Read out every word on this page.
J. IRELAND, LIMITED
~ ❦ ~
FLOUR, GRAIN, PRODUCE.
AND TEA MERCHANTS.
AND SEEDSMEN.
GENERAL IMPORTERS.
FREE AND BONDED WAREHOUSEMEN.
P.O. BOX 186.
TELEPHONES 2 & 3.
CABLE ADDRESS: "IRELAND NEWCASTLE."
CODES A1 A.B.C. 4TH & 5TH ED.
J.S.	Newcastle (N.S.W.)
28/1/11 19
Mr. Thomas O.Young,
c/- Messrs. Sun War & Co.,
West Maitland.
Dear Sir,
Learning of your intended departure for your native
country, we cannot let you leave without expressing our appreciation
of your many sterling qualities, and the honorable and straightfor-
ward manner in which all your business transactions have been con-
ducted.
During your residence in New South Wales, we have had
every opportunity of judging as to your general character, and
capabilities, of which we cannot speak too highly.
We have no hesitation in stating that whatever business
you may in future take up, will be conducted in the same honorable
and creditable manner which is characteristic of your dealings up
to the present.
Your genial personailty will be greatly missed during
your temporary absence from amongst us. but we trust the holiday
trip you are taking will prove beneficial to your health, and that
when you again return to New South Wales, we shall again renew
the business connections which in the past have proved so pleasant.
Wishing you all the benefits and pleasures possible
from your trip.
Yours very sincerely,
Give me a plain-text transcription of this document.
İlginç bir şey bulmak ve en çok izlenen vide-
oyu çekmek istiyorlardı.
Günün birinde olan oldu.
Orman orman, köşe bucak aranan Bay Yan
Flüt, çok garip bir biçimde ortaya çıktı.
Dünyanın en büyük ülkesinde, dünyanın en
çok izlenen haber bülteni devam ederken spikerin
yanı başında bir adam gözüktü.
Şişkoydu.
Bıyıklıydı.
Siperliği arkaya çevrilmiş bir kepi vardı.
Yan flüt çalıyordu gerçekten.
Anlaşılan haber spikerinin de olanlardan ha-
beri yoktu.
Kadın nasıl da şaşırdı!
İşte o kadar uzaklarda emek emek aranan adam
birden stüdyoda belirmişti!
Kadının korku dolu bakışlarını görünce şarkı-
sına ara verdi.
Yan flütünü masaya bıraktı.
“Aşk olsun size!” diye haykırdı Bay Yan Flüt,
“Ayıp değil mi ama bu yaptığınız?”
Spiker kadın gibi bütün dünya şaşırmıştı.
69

========

● Work instructions: Set down the listing in full, keeping every word exactly as it is.

● Full response:
Read out every word on this page.
J. IRELAND, LIMITED
~ ❦ ~
FLOUR, GRAIN, PRODUCE.
AND TEA MERCHANTS.
AND SEEDSMEN.
GENERAL IMPORTERS.
FREE AND BONDED WAREHOUSEMEN.
P.O. BOX 186.
TELEPHONES 2 & 3.
CABLE ADDRESS: "IRELAND NEWCASTLE."
CODES A1 A.B.C. 4TH & 5TH ED.
J.S.	Newcastle (N.S.W.)
28/1/11 19
Mr. Thomas O.Young,
c/- Messrs. Sun War & Co.,
West Maitland.
Dear Sir,
Learning of your intended departure for your native
country, we cannot let you leave without expressing our appreciation
of your many sterling qualities, and the honorable and straightfor-
ward manner in which all your business transactions have been con-
ducted.
During your residence in New South Wales, we have had
every opportunity of judging as to your general character, and
capabilities, of which we cannot speak too highly.
We have no hesitation in stating that whatever business
you may in future take up, will be conducted in the same honorable
and creditable manner which is characteristic of your dealings up
to the present.
Your genial personailty will be greatly missed during
your temporary absence from amongst us. but we trust the holiday
trip you are taking will prove beneficial to your health, and that
when you again return to New South Wales, we shall again renew
the business connections which in the past have proved so pleasant.
Wishing you all the benefits and pleasures possible
from your trip.
Yours very sincerely,
Give me a plain-text transcription of this document.
İlginç bir şey bulmak ve en çok izlenen vide-
oyu çekmek istiyorlardı.
Günün birinde olan oldu.
Orman orman, köşe bucak aranan Bay Yan
Flüt, çok garip bir biçimde ortaya çıktı.
Dünyanın en büyük ülkesinde, dünyanın en
çok izlenen haber bülteni devam ederken spikerin
yanı başında bir adam gözüktü.
Şişkoydu.
Bıyıklıydı.
Siperliği arkaya çevrilmiş bir kepi vardı.
Yan flüt çalıyordu gerçekten.
Anlaşılan haber spikerinin de olanlardan ha-
beri yoktu.
Kadın nasıl da şaşırdı!
İşte o kadar uzaklarda emek emek aranan adam
birden stüdyoda belirmişti!
Kadının korku dolu bakışlarını görünce şarkı-
sına ara verdi.
Yan flütünü masaya bıraktı.
“Aşk olsun size!” diye haykırdı Bay Yan Flüt,
“Ayıp değil mi ama bu yaptığınız?”
Spiker kadın gibi bütün dünya şaşırmıştı.
69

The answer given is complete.